#### [GIVEN PROBLEM]
Copy out all the lines in the records that include the word "Forecast".

Entries with figure data:
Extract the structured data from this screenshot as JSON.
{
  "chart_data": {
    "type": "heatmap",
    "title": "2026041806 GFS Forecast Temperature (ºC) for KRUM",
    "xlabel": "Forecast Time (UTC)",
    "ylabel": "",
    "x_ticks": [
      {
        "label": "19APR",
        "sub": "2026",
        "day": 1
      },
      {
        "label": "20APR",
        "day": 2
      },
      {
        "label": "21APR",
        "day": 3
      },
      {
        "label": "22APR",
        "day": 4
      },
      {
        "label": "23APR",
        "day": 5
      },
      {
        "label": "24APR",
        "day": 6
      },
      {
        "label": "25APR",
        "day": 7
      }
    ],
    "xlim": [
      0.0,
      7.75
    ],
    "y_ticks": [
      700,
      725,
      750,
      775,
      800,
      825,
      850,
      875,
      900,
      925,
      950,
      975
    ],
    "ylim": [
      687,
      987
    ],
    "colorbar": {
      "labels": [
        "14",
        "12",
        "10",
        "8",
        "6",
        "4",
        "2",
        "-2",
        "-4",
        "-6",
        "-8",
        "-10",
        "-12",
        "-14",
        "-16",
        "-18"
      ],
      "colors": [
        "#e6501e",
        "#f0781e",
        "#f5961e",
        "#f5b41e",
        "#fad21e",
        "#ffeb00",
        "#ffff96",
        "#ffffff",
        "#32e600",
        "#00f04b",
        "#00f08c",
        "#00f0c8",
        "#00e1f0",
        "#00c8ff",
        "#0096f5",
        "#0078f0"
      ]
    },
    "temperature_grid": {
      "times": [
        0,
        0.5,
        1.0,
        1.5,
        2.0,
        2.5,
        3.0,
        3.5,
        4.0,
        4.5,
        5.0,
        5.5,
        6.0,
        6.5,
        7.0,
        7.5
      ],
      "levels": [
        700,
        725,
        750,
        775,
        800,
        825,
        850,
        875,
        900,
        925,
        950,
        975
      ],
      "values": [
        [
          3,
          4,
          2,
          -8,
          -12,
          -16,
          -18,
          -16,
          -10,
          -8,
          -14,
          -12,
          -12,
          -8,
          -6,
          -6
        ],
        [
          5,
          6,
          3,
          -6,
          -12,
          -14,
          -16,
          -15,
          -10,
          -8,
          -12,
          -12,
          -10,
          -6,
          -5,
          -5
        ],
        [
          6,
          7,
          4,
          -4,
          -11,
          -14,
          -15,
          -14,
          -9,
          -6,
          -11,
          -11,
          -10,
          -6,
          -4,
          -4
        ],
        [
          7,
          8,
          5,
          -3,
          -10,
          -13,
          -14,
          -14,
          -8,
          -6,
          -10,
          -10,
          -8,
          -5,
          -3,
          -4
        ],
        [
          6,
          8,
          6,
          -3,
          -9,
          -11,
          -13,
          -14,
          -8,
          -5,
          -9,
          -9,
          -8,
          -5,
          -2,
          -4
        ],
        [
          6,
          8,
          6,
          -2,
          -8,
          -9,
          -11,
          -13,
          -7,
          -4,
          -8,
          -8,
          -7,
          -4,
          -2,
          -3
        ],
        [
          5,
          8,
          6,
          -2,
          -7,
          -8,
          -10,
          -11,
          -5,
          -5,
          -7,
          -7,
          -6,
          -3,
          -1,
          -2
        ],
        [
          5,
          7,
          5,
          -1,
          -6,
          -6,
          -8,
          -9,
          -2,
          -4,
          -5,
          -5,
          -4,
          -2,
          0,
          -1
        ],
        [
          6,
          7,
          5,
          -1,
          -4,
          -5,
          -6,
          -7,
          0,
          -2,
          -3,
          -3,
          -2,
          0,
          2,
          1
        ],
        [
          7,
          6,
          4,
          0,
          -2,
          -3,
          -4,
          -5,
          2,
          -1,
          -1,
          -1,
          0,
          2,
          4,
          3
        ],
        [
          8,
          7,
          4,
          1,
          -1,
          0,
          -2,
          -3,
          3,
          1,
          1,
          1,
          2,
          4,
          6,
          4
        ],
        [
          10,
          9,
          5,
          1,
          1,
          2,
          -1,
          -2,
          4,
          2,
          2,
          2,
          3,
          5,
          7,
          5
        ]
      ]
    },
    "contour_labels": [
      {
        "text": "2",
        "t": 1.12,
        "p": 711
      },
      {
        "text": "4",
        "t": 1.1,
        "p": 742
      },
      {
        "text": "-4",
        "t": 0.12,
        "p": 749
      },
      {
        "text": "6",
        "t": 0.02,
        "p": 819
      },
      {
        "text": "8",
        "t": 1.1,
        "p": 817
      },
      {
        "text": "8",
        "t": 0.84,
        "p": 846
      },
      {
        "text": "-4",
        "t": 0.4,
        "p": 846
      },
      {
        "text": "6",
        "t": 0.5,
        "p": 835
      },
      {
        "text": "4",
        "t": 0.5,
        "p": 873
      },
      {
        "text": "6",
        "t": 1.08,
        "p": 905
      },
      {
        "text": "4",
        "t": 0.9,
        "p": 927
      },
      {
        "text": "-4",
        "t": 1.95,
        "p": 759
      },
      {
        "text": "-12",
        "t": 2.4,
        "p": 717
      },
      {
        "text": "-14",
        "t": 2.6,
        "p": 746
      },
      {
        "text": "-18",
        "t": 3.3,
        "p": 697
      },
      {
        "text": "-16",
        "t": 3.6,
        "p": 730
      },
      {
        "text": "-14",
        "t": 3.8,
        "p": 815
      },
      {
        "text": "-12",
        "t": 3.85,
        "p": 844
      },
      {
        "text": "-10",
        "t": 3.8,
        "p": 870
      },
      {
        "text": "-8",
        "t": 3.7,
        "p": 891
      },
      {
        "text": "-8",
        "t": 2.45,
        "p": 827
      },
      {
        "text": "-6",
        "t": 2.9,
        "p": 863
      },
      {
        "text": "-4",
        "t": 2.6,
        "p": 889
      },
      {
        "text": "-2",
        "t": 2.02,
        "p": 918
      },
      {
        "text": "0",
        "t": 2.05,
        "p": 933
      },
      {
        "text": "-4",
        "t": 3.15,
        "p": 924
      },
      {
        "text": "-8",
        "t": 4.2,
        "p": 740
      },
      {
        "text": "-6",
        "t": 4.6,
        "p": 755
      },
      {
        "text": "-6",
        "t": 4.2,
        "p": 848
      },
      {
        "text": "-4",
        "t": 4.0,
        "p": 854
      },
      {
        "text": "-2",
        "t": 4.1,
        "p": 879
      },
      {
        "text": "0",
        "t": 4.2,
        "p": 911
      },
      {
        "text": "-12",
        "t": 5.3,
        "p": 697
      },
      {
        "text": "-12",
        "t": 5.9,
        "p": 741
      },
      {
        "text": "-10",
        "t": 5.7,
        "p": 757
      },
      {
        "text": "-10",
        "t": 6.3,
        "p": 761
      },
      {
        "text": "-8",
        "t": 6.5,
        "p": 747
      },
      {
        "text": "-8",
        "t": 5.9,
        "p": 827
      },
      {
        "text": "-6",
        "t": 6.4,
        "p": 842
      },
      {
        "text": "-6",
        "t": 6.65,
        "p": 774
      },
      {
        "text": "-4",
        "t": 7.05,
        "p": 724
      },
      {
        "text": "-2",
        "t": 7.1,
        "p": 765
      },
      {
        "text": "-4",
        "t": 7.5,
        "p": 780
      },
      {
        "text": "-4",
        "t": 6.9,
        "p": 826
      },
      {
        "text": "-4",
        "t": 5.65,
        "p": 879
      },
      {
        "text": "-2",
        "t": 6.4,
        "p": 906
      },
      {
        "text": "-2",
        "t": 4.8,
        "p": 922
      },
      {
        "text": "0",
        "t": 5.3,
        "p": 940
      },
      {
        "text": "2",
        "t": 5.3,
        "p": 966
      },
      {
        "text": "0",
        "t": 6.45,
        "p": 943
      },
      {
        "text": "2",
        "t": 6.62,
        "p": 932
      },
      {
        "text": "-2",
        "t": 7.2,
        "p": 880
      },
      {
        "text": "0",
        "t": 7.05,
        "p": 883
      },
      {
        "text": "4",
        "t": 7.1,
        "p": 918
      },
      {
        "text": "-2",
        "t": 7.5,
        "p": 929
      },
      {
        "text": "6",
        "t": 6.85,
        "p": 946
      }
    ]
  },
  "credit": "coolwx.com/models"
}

#### [RESULT BELOW]
    "title": "2026041806 GFS Forecast Temperature (ºC) for KRUM",
    "xlabel": "Forecast Time (UTC)",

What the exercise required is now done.